## Task statement
Return the records that follow, matching each one exactly.
-- start of Entries supplied --
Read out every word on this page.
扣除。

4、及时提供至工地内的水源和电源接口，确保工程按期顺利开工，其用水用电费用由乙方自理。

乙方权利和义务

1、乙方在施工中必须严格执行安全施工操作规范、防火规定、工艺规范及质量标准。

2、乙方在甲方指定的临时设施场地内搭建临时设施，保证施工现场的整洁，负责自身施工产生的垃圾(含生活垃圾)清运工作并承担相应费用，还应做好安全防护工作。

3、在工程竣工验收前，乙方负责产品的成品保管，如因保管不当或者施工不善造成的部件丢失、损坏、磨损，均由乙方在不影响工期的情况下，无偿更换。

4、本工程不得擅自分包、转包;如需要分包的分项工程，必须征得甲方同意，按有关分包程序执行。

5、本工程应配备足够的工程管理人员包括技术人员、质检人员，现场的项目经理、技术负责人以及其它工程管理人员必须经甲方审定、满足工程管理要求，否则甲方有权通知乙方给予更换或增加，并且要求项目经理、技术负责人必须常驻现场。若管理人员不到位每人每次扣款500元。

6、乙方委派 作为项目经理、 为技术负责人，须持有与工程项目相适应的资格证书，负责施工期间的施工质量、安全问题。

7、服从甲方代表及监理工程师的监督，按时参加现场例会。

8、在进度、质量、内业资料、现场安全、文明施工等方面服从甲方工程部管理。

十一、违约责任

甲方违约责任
-- end of Entries supplied --
## Solution to this exercise
Read out every word on this page.
扣除。

4、及时提供至工地内的水源和电源接口，确保工程按期顺利开工，其用水用电费用由乙方自理。

乙方权利和义务

1、乙方在施工中必须严格执行安全施工操作规范、防火规定、工艺规范及质量标准。

2、乙方在甲方指定的临时设施场地内搭建临时设施，保证施工现场的整洁，负责自身施工产生的垃圾(含生活垃圾)清运工作并承担相应费用，还应做好安全防护工作。

3、在工程竣工验收前，乙方负责产品的成品保管，如因保管不当或者施工不善造成的部件丢失、损坏、磨损，均由乙方在不影响工期的情况下，无偿更换。

4、本工程不得擅自分包、转包;如需要分包的分项工程，必须征得甲方同意，按有关分包程序执行。

5、本工程应配备足够的工程管理人员包括技术人员、质检人员，现场的项目经理、技术负责人以及其它工程管理人员必须经甲方审定、满足工程管理要求，否则甲方有权通知乙方给予更换或增加，并且要求项目经理、技术负责人必须常驻现场。若管理人员不到位每人每次扣款500元。

6、乙方委派 作为项目经理、 为技术负责人，须持有与工程项目相适应的资格证书，负责施工期间的施工质量、安全问题。

7、服从甲方代表及监理工程师的监督，按时参加现场例会。

8、在进度、质量、内业资料、现场安全、文明施工等方面服从甲方工程部管理。

十一、违约责任

甲方违约责任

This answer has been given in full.